(Stored data entries)
·····
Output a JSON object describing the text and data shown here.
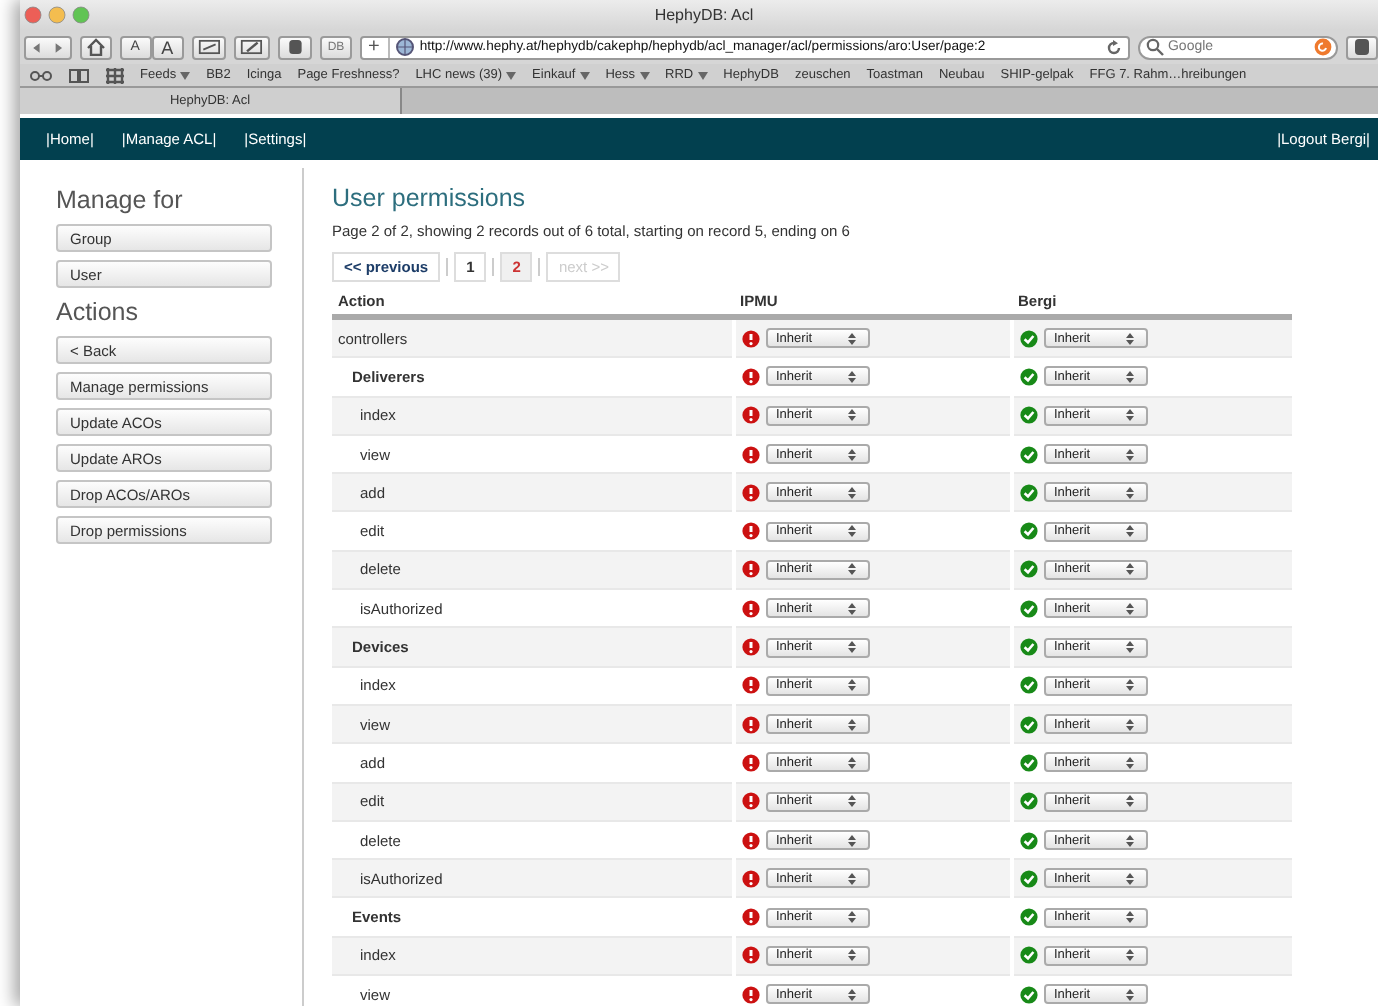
{
  "window": {
    "title": "HephyDB: Acl"
  },
  "toolbar": {
    "text_buttons": [
      "A",
      "A"
    ],
    "db_button": "DB",
    "add_button": "+",
    "url": "http://www.hephy.at/hephydb/cakephp/hephydb/acl_manager/acl/permissions/aro:User/page:2",
    "search": {
      "placeholder": "Google"
    }
  },
  "bookmarks": [
    {
      "label": "Feeds",
      "menu": true
    },
    {
      "label": "BB2",
      "menu": false
    },
    {
      "label": "Icinga",
      "menu": false
    },
    {
      "label": "Page Freshness?",
      "menu": false
    },
    {
      "label": "LHC news (39)",
      "menu": true
    },
    {
      "label": "Einkauf",
      "menu": true
    },
    {
      "label": "Hess",
      "menu": true
    },
    {
      "label": "RRD",
      "menu": true
    },
    {
      "label": "HephyDB",
      "menu": false
    },
    {
      "label": "zeuschen",
      "menu": false
    },
    {
      "label": "Toastman",
      "menu": false
    },
    {
      "label": "Neubau",
      "menu": false
    },
    {
      "label": "SHIP-gelpak",
      "menu": false
    },
    {
      "label": "FFG 7. Rahm…hreibungen",
      "menu": false
    }
  ],
  "tabs": [
    {
      "label": "HephyDB: Acl",
      "selected": true
    }
  ],
  "nav": {
    "links": [
      "|Home|",
      "|Manage ACL|",
      "|Settings|"
    ],
    "logout": "|Logout Bergi|"
  },
  "sidebar": {
    "manage_heading": "Manage for",
    "manage_buttons": [
      "Group",
      "User"
    ],
    "actions_heading": "Actions",
    "action_buttons": [
      "< Back",
      "Manage permissions",
      "Update ACOs",
      "Update AROs",
      "Drop ACOs/AROs",
      "Drop permissions"
    ]
  },
  "main": {
    "title": "User permissions",
    "summary": "Page 2 of 2, showing 2 records out of 6 total, starting on record 5, ending on 6",
    "pagination": [
      {
        "label": "<< previous",
        "kind": "link",
        "selected": false,
        "disabled": false
      },
      {
        "label": "1",
        "kind": "page",
        "selected": false,
        "disabled": false
      },
      {
        "label": "2",
        "kind": "page",
        "selected": true,
        "disabled": false
      },
      {
        "label": "next >>",
        "kind": "link",
        "selected": false,
        "disabled": true
      }
    ],
    "table": {
      "columns": [
        "Action",
        "IPMU",
        "Bergi"
      ],
      "rows": [
        {
          "cells": [
            {
              "kind": "action",
              "text": "controllers"
            },
            {
              "kind": "select",
              "allowed": false,
              "value": "Inherit"
            },
            {
              "kind": "select",
              "allowed": true,
              "value": "Inherit"
            }
          ],
          "children": [
            {
              "cells": [
                {
                  "kind": "action",
                  "text": "Deliverers"
                },
                {
                  "kind": "select",
                  "allowed": false,
                  "value": "Inherit"
                },
                {
                  "kind": "select",
                  "allowed": true,
                  "value": "Inherit"
                }
              ],
              "children": [
                {
                  "cells": [
                    {
                      "kind": "action",
                      "text": "index"
                    },
                    {
                      "kind": "select",
                      "allowed": false,
                      "value": "Inherit"
                    },
                    {
                      "kind": "select",
                      "allowed": true,
                      "value": "Inherit"
                    }
                  ]
                },
                {
                  "cells": [
                    {
                      "kind": "action",
                      "text": "view"
                    },
                    {
                      "kind": "select",
                      "allowed": false,
                      "value": "Inherit"
                    },
                    {
                      "kind": "select",
                      "allowed": true,
                      "value": "Inherit"
                    }
                  ]
                },
                {
                  "cells": [
                    {
                      "kind": "action",
                      "text": "add"
                    },
                    {
                      "kind": "select",
                      "allowed": false,
                      "value": "Inherit"
                    },
                    {
                      "kind": "select",
                      "allowed": true,
                      "value": "Inherit"
                    }
                  ]
                },
                {
                  "cells": [
                    {
                      "kind": "action",
                      "text": "edit"
                    },
                    {
                      "kind": "select",
                      "allowed": false,
                      "value": "Inherit"
                    },
                    {
                      "kind": "select",
                      "allowed": true,
                      "value": "Inherit"
                    }
                  ]
                },
                {
                  "cells": [
                    {
                      "kind": "action",
                      "text": "delete"
                    },
                    {
                      "kind": "select",
                      "allowed": false,
                      "value": "Inherit"
                    },
                    {
                      "kind": "select",
                      "allowed": true,
                      "value": "Inherit"
                    }
                  ]
                },
                {
                  "cells": [
                    {
                      "kind": "action",
                      "text": "isAuthorized"
                    },
                    {
                      "kind": "select",
                      "allowed": false,
                      "value": "Inherit"
                    },
                    {
                      "kind": "select",
                      "allowed": true,
                      "value": "Inherit"
                    }
                  ]
                }
              ]
            },
            {
              "cells": [
                {
                  "kind": "action",
                  "text": "Devices"
                },
                {
                  "kind": "select",
                  "allowed": false,
                  "value": "Inherit"
                },
                {
                  "kind": "select",
                  "allowed": true,
                  "value": "Inherit"
                }
              ],
              "children": [
                {
                  "cells": [
                    {
                      "kind": "action",
                      "text": "index"
                    },
                    {
                      "kind": "select",
                      "allowed": false,
                      "value": "Inherit"
                    },
                    {
                      "kind": "select",
                      "allowed": true,
                      "value": "Inherit"
                    }
                  ]
                },
                {
                  "cells": [
                    {
                      "kind": "action",
                      "text": "view"
                    },
                    {
                      "kind": "select",
                      "allowed": false,
                      "value": "Inherit"
                    },
                    {
                      "kind": "select",
                      "allowed": true,
                      "value": "Inherit"
                    }
                  ]
                },
                {
                  "cells": [
                    {
                      "kind": "action",
                      "text": "add"
                    },
                    {
                      "kind": "select",
                      "allowed": false,
                      "value": "Inherit"
                    },
                    {
                      "kind": "select",
                      "allowed": true,
                      "value": "Inherit"
                    }
                  ]
                },
                {
                  "cells": [
                    {
                      "kind": "action",
                      "text": "edit"
                    },
                    {
                      "kind": "select",
                      "allowed": false,
                      "value": "Inherit"
                    },
                    {
                      "kind": "select",
                      "allowed": true,
                      "value": "Inherit"
                    }
                  ]
                },
                {
                  "cells": [
                    {
                      "kind": "action",
                      "text": "delete"
                    },
                    {
                      "kind": "select",
                      "allowed": false,
                      "value": "Inherit"
                    },
                    {
                      "kind": "select",
                      "allowed": true,
                      "value": "Inherit"
                    }
                  ]
                },
                {
                  "cells": [
                    {
                      "kind": "action",
                      "text": "isAuthorized"
                    },
                    {
                      "kind": "select",
                      "allowed": false,
                      "value": "Inherit"
                    },
                    {
                      "kind": "select",
                      "allowed": true,
                      "value": "Inherit"
                    }
                  ]
                }
              ]
            },
            {
              "cells": [
                {
                  "kind": "action",
                  "text": "Events"
                },
                {
                  "kind": "select",
                  "allowed": false,
                  "value": "Inherit"
                },
                {
                  "kind": "select",
                  "allowed": true,
                  "value": "Inherit"
                }
              ],
              "children": [
                {
                  "cells": [
                    {
                      "kind": "action",
                      "text": "index"
                    },
                    {
                      "kind": "select",
                      "allowed": false,
                      "value": "Inherit"
                    },
                    {
                      "kind": "select",
                      "allowed": true,
                      "value": "Inherit"
                    }
                  ]
                },
                {
                  "cells": [
                    {
                      "kind": "action",
                      "text": "view"
                    },
                    {
                      "kind": "select",
                      "allowed": false,
                      "value": "Inherit"
                    },
                    {
                      "kind": "select",
                      "allowed": true,
                      "value": "Inherit"
                    }
                  ]
                }
              ]
            }
          ]
        }
      ]
    }
  }
}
·····
Your objective: Strip the images and reproduce the remaining records precisely.

Right answer:
Output a JSON object describing the text and data shown here.
{
  "window": {
    "title": "HephyDB: Acl"
  },
  "toolbar": {
    "text_buttons": [
      "A",
      "A"
    ],
    "db_button": "DB",
    "add_button": "+",
    "url": "http://www.hephy.at/hephydb/cakephp/hephydb/acl_manager/acl/permissions/aro:User/page:2",
    "search": {
      "placeholder": "Google"
    }
  },
  "bookmarks": [
    {
      "label": "Feeds",
      "menu": true
    },
    {
      "label": "BB2",
      "menu": false
    },
    {
      "label": "Icinga",
      "menu": false
    },
    {
      "label": "Page Freshness?",
      "menu": false
    },
    {
      "label": "LHC news (39)",
      "menu": true
    },
    {
      "label": "Einkauf",
      "menu": true
    },
    {
      "label": "Hess",
      "menu": true
    },
    {
      "label": "RRD",
      "menu": true
    },
    {
      "label": "HephyDB",
      "menu": false
    },
    {
      "label": "zeuschen",
      "menu": false
    },
    {
      "label": "Toastman",
      "menu": false
    },
    {
      "label": "Neubau",
      "menu": false
    },
    {
      "label": "SHIP-gelpak",
      "menu": false
    },
    {
      "label": "FFG 7. Rahm…hreibungen",
      "menu": false
    }
  ],
  "tabs": [
    {
      "label": "HephyDB: Acl",
      "selected": true
    }
  ],
  "nav": {
    "links": [
      "|Home|",
      "|Manage ACL|",
      "|Settings|"
    ],
    "logout": "|Logout Bergi|"
  },
  "sidebar": {
    "manage_heading": "Manage for",
    "manage_buttons": [
      "Group",
      "User"
    ],
    "actions_heading": "Actions",
    "action_buttons": [
      "< Back",
      "Manage permissions",
      "Update ACOs",
      "Update AROs",
      "Drop ACOs/AROs",
      "Drop permissions"
    ]
  },
  "main": {
    "title": "User permissions",
    "summary": "Page 2 of 2, showing 2 records out of 6 total, starting on record 5, ending on 6",
    "pagination": [
      {
        "label": "<< previous",
        "kind": "link",
        "selected": false,
        "disabled": false
      },
      {
        "label": "1",
        "kind": "page",
        "selected": false,
        "disabled": false
      },
      {
        "label": "2",
        "kind": "page",
        "selected": true,
        "disabled": false
      },
      {
        "label": "next >>",
        "kind": "link",
        "selected": false,
        "disabled": true
      }
    ],
    "table": {
      "columns": [
        "Action",
        "IPMU",
        "Bergi"
      ],
      "rows": [
        {
          "cells": [
            {
              "kind": "action",
              "text": "controllers"
            },
            {
              "kind": "select",
              "allowed": false,
              "value": "Inherit"
            },
            {
              "kind": "select",
              "allowed": true,
              "value": "Inherit"
            }
          ],
          "children": [
            {
              "cells": [
                {
                  "kind": "action",
                  "text": "Deliverers"
                },
                {
                  "kind": "select",
                  "allowed": false,
                  "value": "Inherit"
                },
                {
                  "kind": "select",
                  "allowed": true,
                  "value": "Inherit"
                }
              ],
              "children": [
                {
                  "cells": [
                    {
                      "kind": "action",
                      "text": "index"
                    },
                    {
                      "kind": "select",
                      "allowed": false,
                      "value": "Inherit"
                    },
                    {
                      "kind": "select",
                      "allowed": true,
                      "value": "Inherit"
                    }
                  ]
                },
                {
                  "cells": [
                    {
                      "kind": "action",
                      "text": "view"
                    },
                    {
                      "kind": "select",
                      "allowed": false,
                      "value": "Inherit"
                    },
                    {
                      "kind": "select",
                      "allowed": true,
                      "value": "Inherit"
                    }
                  ]
                },
                {
                  "cells": [
                    {
                      "kind": "action",
                      "text": "add"
                    },
                    {
                      "kind": "select",
                      "allowed": false,
                      "value": "Inherit"
                    },
                    {
                      "kind": "select",
                      "allowed": true,
                      "value": "Inherit"
                    }
                  ]
                },
                {
                  "cells": [
                    {
                      "kind": "action",
                      "text": "edit"
                    },
                    {
                      "kind": "select",
                      "allowed": false,
                      "value": "Inherit"
                    },
                    {
                      "kind": "select",
                      "allowed": true,
                      "value": "Inherit"
                    }
                  ]
                },
                {
                  "cells": [
                    {
                      "kind": "action",
                      "text": "delete"
                    },
                    {
                      "kind": "select",
                      "allowed": false,
                      "value": "Inherit"
                    },
                    {
                      "kind": "select",
                      "allowed": true,
                      "value": "Inherit"
                    }
                  ]
                },
                {
                  "cells": [
                    {
                      "kind": "action",
                      "text": "isAuthorized"
                    },
                    {
                      "kind": "select",
                      "allowed": false,
                      "value": "Inherit"
                    },
                    {
                      "kind": "select",
                      "allowed": true,
                      "value": "Inherit"
                    }
                  ]
                }
              ]
            },
            {
              "cells": [
                {
                  "kind": "action",
                  "text": "Devices"
                },
                {
                  "kind": "select",
                  "allowed": false,
                  "value": "Inherit"
                },
                {
                  "kind": "select",
                  "allowed": true,
                  "value": "Inherit"
                }
              ],
              "children": [
                {
                  "cells": [
                    {
                      "kind": "action",
                      "text": "index"
                    },
                    {
                      "kind": "select",
                      "allowed": false,
                      "value": "Inherit"
                    },
                    {
                      "kind": "select",
                      "allowed": true,
                      "value": "Inherit"
                    }
                  ]
                },
                {
                  "cells": [
                    {
                      "kind": "action",
                      "text": "view"
                    },
                    {
                      "kind": "select",
                      "allowed": false,
                      "value": "Inherit"
                    },
                    {
                      "kind": "select",
                      "allowed": true,
                      "value": "Inherit"
                    }
                  ]
                },
                {
                  "cells": [
                    {
                      "kind": "action",
                      "text": "add"
                    },
                    {
                      "kind": "select",
                      "allowed": false,
                      "value": "Inherit"
                    },
                    {
                      "kind": "select",
                      "allowed": true,
                      "value": "Inherit"
                    }
                  ]
                },
                {
                  "cells": [
                    {
                      "kind": "action",
                      "text": "edit"
                    },
                    {
                      "kind": "select",
                      "allowed": false,
                      "value": "Inherit"
                    },
                    {
                      "kind": "select",
                      "allowed": true,
                      "value": "Inherit"
                    }
                  ]
                },
                {
                  "cells": [
                    {
                      "kind": "action",
                      "text": "delete"
                    },
                    {
                      "kind": "select",
                      "allowed": false,
                      "value": "Inherit"
                    },
                    {
                      "kind": "select",
                      "allowed": true,
                      "value": "Inherit"
                    }
                  ]
                },
                {
                  "cells": [
                    {
                      "kind": "action",
                      "text": "isAuthorized"
                    },
                    {
                      "kind": "select",
                      "allowed": false,
                      "value": "Inherit"
                    },
                    {
                      "kind": "select",
                      "allowed": true,
                      "value": "Inherit"
                    }
                  ]
                }
              ]
            },
            {
              "cells": [
                {
                  "kind": "action",
                  "text": "Events"
                },
                {
                  "kind": "select",
                  "allowed": false,
                  "value": "Inherit"
                },
                {
                  "kind": "select",
                  "allowed": true,
                  "value": "Inherit"
                }
              ],
              "children": [
                {
                  "cells": [
                    {
                      "kind": "action",
                      "text": "index"
                    },
                    {
                      "kind": "select",
                      "allowed": false,
                      "value": "Inherit"
                    },
                    {
                      "kind": "select",
                      "allowed": true,
                      "value": "Inherit"
                    }
                  ]
                },
                {
                  "cells": [
                    {
                      "kind": "action",
                      "text": "view"
                    },
                    {
                      "kind": "select",
                      "allowed": false,
                      "value": "Inherit"
                    },
                    {
                      "kind": "select",
                      "allowed": true,
                      "value": "Inherit"
                    }
                  ]
                }
              ]
            }
          ]
        }
      ]
    }
  }
}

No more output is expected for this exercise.